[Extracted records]
## start

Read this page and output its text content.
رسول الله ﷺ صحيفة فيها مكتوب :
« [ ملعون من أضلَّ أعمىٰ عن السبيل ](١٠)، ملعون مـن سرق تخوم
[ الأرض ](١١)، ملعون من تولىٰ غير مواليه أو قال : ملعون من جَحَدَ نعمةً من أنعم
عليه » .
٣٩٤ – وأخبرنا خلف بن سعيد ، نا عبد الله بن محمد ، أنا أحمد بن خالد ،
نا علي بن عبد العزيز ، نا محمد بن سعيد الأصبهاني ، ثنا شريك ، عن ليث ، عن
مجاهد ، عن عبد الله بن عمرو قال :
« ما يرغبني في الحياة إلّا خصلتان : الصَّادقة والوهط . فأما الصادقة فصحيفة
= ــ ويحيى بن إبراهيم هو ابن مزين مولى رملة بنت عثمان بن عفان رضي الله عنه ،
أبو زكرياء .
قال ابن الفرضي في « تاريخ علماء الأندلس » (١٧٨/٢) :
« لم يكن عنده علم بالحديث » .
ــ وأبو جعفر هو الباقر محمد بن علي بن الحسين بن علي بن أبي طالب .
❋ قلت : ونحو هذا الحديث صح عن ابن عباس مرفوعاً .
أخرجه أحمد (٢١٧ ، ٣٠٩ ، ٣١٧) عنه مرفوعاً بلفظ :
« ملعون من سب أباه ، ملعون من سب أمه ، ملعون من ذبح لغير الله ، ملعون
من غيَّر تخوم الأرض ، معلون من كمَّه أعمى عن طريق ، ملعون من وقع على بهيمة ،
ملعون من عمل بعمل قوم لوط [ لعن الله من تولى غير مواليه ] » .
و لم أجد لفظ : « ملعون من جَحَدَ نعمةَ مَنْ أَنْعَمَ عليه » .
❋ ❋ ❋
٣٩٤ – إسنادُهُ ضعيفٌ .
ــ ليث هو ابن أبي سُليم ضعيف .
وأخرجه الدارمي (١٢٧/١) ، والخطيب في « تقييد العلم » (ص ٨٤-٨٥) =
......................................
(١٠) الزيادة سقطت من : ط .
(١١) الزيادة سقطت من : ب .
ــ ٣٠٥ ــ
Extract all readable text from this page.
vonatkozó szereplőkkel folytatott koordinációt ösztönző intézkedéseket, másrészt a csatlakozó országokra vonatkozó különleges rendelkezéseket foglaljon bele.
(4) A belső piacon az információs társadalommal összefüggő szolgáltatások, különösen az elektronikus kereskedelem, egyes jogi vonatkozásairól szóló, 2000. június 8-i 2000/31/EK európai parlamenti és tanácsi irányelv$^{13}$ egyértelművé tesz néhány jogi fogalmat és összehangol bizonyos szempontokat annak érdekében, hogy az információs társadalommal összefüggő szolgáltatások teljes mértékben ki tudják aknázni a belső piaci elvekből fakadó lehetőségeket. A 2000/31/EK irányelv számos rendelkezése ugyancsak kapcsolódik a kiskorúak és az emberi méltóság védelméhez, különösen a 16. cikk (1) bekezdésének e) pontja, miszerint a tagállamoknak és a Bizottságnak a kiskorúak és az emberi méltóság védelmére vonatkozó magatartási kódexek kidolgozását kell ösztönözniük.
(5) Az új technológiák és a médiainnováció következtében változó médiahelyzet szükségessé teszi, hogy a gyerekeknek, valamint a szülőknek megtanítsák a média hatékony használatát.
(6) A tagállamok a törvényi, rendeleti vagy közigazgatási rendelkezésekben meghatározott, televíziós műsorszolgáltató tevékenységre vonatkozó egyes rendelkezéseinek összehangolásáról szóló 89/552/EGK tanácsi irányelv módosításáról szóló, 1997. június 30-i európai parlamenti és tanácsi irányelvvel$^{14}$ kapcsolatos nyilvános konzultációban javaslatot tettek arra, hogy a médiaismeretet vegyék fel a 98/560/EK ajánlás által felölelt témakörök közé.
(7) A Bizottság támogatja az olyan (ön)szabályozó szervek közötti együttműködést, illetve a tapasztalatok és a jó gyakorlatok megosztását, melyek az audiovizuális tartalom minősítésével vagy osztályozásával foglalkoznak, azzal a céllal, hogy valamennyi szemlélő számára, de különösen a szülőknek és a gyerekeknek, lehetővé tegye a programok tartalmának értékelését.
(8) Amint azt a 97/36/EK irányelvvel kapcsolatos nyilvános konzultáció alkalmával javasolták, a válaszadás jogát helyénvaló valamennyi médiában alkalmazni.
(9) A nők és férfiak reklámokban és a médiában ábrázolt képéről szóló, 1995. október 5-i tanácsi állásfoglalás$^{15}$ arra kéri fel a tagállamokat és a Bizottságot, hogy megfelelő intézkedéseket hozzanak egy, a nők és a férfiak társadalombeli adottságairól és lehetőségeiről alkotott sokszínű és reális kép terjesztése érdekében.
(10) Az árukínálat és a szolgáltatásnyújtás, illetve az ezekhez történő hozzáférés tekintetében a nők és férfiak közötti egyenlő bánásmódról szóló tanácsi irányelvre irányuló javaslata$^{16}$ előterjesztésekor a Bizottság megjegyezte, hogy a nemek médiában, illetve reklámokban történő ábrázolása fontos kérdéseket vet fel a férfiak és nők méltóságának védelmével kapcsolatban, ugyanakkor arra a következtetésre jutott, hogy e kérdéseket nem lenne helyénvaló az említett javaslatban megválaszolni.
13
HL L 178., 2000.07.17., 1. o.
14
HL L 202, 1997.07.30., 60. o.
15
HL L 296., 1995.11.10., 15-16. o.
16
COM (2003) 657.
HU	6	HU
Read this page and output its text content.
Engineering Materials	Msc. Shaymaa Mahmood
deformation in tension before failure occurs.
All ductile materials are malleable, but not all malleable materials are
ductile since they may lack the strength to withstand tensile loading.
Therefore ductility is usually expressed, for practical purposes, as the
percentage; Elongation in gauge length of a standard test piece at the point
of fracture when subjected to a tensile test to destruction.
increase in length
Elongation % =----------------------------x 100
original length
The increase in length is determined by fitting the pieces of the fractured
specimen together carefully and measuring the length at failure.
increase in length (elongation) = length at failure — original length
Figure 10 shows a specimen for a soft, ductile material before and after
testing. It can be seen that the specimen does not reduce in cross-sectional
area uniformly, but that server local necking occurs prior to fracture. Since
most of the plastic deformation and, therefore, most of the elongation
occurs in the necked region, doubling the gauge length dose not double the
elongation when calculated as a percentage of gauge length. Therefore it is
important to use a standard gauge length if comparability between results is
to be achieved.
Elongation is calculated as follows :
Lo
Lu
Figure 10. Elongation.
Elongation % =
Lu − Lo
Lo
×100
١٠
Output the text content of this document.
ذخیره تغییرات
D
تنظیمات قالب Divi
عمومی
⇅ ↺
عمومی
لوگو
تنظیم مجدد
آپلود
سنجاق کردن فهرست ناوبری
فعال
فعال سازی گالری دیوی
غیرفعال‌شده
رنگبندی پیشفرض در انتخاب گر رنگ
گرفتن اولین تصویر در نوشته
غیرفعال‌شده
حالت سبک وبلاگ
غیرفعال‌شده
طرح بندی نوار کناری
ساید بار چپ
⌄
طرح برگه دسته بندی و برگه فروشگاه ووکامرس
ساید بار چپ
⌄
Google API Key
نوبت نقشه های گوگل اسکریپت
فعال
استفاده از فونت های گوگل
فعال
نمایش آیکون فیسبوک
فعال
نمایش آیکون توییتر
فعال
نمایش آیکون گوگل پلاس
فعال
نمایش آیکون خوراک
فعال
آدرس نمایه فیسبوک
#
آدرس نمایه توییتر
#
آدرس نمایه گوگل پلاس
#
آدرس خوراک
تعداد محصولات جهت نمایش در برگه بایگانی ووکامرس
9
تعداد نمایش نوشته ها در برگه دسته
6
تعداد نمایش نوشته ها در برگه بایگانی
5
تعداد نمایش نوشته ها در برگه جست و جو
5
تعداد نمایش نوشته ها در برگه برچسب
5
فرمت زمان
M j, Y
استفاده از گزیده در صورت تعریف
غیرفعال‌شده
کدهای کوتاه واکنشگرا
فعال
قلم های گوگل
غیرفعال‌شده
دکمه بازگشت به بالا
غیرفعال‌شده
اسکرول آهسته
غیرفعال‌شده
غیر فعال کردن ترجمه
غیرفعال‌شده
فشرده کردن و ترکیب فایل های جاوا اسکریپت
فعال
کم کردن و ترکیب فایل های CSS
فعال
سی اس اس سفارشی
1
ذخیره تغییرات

## end

» To be done
Count every line in the entries above where the word "بایگانی" appears; respond with the number alone.

» Expected answer
2